### Selected extract
• • •

A home generates very little revenue in terms of reducing costs once you do own it, with the interest on the credit most people need to take only making the returns worth. There will be exceptions, but there are also exceptions in other markets, e.g. early buyers of AAPL, Bitcoin or someone who just happened to short mortgages during the Lehman Shocks. On the other hand, a purchase of equity through a highly diversified ETF not only has better yield, it actually allows you to withdraw a portion of that yield to pay off expenses. A home only removes one cost factor while creating others. In the end you end up with the savings you have by not paying rent vis-a-vis having to pay rent but receiving a steady passive income from equity and bonds. Case studies suggest that the latter is a more sound financial decision.
In terms of having a roof over your head, yes, I am certain that is a very reassuring feeling, but a roof is not the only thing you need. What matters is how much of your income after taxes you end up spending on food and the said roof. Neither of the two options will make you a balling billionaire, but not buying a home generally provides a higher standard of living.
This may seem a bit crass, but you have to consider that the Japanese are essentially socially obligated to attend funerals of the extended family they may not really care about much. When the current senior generation has half a dozen siblings this becomes a bit hard on the already very old living seniors. It’s not really the western get together and remember the joyful moments of the deceased’s life kind of event that you may think it is.
Look, you are very vehement about this as seen by the preponderance of your posts in this thread, but you are also wrong and don’t bring much to the table. I have provided you with both data and research on the matter, which you ignore in favor of ad how rationalizations or, worse, simply ignoring when you have been shown to be objectively wrong and continuing on with your uneducated conjectures. No offense, but you are wasting everyone’s time.
I think it’s the sunk cost fallacy rather than some lobby. For most people their home is the single biggest asset they own and a disproportionately large portion of their net worth. People get very territorial if you say that their camera brand is not as good as that other camera brand, even though they could easily buy both from a single salary. Now consider how much more reluctant you would be to accept that you’ve made a bad investment into something that essentially consumes your life’s earnings.
You can add me to that list of fools. I could not convince my own wife about this.
I think that is a problem quite a few people are facing. No matter how sound your decision is, if your wife is not willing to not own a home like her peers, you are just screwed. The dream of owning a home is way too ingrained into our culture.
It depends on a per person basis, but there is no one who benefits from owning something that is volatile, illiquid and has poor growth when the option to own something that is less volatile, highly liquid and has high growth is available. I can rent an apartment and have more money at my disposal, while sacrificing very little in return if anything at all. It is a zero sum game and by buying a home you are essentially subsiding someone else whom you could have rented it from for much much less.

• • •

### Dataset
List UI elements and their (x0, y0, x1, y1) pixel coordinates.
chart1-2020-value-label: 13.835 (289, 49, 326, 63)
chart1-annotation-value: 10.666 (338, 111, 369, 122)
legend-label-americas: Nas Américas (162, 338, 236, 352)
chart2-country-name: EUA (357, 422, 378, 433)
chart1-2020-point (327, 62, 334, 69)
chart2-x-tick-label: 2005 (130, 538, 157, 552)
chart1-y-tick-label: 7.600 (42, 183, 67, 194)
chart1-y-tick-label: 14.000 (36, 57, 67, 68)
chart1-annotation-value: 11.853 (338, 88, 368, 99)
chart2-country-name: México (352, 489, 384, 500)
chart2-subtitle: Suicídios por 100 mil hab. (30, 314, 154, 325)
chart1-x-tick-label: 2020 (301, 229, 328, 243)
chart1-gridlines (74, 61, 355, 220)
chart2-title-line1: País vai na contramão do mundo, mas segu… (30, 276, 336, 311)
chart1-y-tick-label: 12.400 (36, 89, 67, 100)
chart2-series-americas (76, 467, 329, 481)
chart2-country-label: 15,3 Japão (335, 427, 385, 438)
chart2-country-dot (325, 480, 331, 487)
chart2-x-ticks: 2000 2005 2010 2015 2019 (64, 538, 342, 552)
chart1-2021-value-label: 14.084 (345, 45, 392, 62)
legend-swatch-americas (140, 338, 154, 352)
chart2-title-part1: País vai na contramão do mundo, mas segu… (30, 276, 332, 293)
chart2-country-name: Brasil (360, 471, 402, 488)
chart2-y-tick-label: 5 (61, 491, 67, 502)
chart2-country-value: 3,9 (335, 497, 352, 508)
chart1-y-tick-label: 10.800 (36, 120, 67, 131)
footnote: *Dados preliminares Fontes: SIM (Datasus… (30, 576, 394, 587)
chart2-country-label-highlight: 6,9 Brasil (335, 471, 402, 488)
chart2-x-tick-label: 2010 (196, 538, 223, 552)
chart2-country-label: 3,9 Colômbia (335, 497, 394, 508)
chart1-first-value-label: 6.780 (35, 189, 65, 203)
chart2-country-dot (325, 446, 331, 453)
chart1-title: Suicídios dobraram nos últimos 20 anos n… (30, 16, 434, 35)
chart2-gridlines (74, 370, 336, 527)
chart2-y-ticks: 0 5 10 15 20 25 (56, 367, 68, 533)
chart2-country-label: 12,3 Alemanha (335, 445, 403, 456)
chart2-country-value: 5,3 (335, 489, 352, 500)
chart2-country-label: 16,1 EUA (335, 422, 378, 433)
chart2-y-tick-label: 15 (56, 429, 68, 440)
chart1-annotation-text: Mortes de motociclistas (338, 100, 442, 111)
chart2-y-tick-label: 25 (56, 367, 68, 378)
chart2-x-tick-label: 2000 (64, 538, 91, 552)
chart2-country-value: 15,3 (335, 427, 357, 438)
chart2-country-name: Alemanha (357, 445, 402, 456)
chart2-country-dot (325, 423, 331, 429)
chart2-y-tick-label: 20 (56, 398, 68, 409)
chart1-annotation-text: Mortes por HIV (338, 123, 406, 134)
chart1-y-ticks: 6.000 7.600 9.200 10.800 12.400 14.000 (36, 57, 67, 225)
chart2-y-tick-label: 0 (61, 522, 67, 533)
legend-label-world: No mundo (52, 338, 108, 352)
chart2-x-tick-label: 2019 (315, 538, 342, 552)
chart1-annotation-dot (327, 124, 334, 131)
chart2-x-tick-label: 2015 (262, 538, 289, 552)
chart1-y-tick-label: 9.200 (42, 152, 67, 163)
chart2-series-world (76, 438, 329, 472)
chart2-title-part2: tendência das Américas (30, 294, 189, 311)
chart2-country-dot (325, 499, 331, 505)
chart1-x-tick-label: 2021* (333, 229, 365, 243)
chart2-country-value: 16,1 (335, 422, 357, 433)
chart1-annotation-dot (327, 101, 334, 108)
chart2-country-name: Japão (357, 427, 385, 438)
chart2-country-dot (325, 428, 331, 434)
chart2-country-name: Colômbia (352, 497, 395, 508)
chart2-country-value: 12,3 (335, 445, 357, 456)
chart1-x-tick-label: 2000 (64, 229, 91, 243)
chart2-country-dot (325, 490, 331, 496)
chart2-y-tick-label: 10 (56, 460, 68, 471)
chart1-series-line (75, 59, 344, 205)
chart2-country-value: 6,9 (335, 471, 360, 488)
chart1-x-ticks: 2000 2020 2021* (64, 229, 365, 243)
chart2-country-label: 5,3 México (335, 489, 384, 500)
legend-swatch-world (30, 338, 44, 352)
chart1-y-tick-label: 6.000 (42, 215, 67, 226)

• • •

### Tasks to carry out
1. Answer these questions using the posts on renting versus buying a home:
(a) Besides better yield, what does buying equity through a highly diversified ETF let you do?
(b) What are the Japanese said to be socially obligated to attend?
(c) What does one writer blame instead of some lobby?
2. Retype the passage from the posts on renting versus buying a home word for word, starting at "This may seem" and ending at "think it is.".

### Worked solutions
1.
(a) It lets you withdraw a portion of that yield to pay off expenses.
(b) The funerals of extended family they may not really care about much.
(c) The sunk cost fallacy.

2.
This may seem a bit crass, but you have to consider that the Japanese are essentially socially obligated to attend funerals of the extended family they may not really care about much. When the current senior generation has half a dozen siblings this becomes a bit hard on the already very old living seniors. It’s not really the western get together and remember the joyful moments of the deceased’s life kind of event that you may think it is.